WRITTEN INSTRUCTION: Locate the lines that hold the string "Restablecer". Copy every such line.

DATASET RECORDS:

━━━━━━

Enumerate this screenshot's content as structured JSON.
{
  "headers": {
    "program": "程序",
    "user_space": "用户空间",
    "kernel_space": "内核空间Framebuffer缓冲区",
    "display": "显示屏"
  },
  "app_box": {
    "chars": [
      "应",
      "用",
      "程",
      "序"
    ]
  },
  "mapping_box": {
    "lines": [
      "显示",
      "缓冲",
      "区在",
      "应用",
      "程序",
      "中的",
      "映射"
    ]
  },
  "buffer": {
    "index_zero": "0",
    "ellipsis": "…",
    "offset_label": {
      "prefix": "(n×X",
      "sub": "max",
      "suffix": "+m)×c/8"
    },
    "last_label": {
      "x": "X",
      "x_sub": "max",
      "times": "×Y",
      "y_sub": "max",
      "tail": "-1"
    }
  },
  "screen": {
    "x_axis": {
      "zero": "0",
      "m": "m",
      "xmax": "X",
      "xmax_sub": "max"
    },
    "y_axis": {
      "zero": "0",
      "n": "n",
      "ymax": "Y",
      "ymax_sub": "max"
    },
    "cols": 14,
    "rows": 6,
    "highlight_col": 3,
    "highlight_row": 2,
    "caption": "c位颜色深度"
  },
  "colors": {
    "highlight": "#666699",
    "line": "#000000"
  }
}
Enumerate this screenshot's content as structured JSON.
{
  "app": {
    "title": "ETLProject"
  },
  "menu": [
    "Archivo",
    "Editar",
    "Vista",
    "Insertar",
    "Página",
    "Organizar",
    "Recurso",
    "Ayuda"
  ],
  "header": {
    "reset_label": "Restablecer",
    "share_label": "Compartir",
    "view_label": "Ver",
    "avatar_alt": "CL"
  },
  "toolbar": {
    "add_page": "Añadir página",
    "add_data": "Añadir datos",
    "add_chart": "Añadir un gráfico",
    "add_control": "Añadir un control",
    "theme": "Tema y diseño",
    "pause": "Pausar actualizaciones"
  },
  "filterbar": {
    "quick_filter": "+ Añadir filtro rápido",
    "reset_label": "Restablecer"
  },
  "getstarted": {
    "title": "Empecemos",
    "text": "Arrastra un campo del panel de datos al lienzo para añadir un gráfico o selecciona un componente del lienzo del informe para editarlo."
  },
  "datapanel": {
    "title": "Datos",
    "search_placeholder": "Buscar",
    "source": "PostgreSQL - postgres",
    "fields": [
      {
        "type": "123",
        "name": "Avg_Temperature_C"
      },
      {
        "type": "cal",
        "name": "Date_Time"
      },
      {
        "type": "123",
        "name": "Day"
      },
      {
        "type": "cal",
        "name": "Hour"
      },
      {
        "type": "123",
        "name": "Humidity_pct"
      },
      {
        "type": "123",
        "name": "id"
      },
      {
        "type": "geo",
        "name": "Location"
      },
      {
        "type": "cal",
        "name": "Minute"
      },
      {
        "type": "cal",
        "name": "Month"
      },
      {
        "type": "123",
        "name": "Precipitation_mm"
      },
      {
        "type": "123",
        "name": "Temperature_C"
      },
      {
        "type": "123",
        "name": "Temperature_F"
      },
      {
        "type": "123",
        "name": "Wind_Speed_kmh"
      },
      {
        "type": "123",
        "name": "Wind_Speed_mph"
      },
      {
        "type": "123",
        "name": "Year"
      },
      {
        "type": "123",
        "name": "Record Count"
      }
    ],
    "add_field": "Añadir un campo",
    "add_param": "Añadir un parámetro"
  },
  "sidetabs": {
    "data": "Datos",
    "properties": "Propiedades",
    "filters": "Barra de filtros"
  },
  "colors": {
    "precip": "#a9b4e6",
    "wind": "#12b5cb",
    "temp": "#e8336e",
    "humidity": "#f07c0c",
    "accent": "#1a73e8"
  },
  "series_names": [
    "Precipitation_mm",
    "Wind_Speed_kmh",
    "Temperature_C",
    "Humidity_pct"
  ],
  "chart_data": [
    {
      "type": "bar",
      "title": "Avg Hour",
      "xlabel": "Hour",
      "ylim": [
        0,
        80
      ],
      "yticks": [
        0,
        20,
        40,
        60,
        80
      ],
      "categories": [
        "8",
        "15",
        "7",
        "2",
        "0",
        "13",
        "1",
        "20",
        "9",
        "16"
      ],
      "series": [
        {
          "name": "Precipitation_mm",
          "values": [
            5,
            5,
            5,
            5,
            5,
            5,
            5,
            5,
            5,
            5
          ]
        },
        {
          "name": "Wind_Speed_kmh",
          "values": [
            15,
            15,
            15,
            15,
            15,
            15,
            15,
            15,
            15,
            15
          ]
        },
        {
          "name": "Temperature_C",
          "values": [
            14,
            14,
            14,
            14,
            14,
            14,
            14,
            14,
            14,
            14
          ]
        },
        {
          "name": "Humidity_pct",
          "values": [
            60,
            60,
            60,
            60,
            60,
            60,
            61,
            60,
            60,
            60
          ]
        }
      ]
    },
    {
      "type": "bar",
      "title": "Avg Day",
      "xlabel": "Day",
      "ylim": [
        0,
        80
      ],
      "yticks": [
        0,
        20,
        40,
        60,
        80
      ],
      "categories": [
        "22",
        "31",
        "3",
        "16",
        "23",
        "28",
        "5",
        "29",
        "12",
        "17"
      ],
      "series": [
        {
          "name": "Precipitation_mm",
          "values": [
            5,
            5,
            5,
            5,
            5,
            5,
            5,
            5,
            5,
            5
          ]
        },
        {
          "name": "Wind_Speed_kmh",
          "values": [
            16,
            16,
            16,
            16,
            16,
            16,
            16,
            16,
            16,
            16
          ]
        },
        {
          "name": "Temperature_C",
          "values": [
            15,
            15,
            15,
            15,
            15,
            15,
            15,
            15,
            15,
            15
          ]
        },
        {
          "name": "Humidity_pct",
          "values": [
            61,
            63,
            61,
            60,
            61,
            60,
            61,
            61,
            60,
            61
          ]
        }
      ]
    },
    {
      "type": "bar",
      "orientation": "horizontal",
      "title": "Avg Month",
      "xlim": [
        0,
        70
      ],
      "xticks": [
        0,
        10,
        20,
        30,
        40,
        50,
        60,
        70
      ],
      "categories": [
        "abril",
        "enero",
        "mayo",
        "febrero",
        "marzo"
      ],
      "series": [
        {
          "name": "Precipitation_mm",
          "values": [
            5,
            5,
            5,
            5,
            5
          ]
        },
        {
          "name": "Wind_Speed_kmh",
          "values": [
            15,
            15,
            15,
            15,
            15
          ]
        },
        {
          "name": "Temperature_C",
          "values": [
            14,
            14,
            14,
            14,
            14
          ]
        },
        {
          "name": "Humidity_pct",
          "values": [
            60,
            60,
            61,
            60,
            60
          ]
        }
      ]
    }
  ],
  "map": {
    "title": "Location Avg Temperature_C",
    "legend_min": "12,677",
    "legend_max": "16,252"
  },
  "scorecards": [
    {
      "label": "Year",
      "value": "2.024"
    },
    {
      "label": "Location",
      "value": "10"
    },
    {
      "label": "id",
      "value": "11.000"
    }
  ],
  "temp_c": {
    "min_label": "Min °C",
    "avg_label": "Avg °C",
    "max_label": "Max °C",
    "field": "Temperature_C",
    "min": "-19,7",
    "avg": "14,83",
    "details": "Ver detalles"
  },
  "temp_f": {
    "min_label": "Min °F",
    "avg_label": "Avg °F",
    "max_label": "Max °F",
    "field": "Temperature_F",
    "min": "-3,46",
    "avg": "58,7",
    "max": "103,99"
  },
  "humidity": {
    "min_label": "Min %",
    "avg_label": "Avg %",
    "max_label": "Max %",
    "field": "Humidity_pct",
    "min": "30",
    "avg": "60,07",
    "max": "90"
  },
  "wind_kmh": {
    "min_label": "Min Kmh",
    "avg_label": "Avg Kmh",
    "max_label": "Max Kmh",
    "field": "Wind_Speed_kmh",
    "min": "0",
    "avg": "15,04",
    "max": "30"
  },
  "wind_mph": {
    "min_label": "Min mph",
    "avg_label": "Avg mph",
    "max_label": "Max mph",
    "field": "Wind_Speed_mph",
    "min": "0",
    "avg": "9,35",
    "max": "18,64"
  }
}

━━━━━━

SOLUTION:
    "reset_label": "Restablecer",
    "reset_label": "Restablecer"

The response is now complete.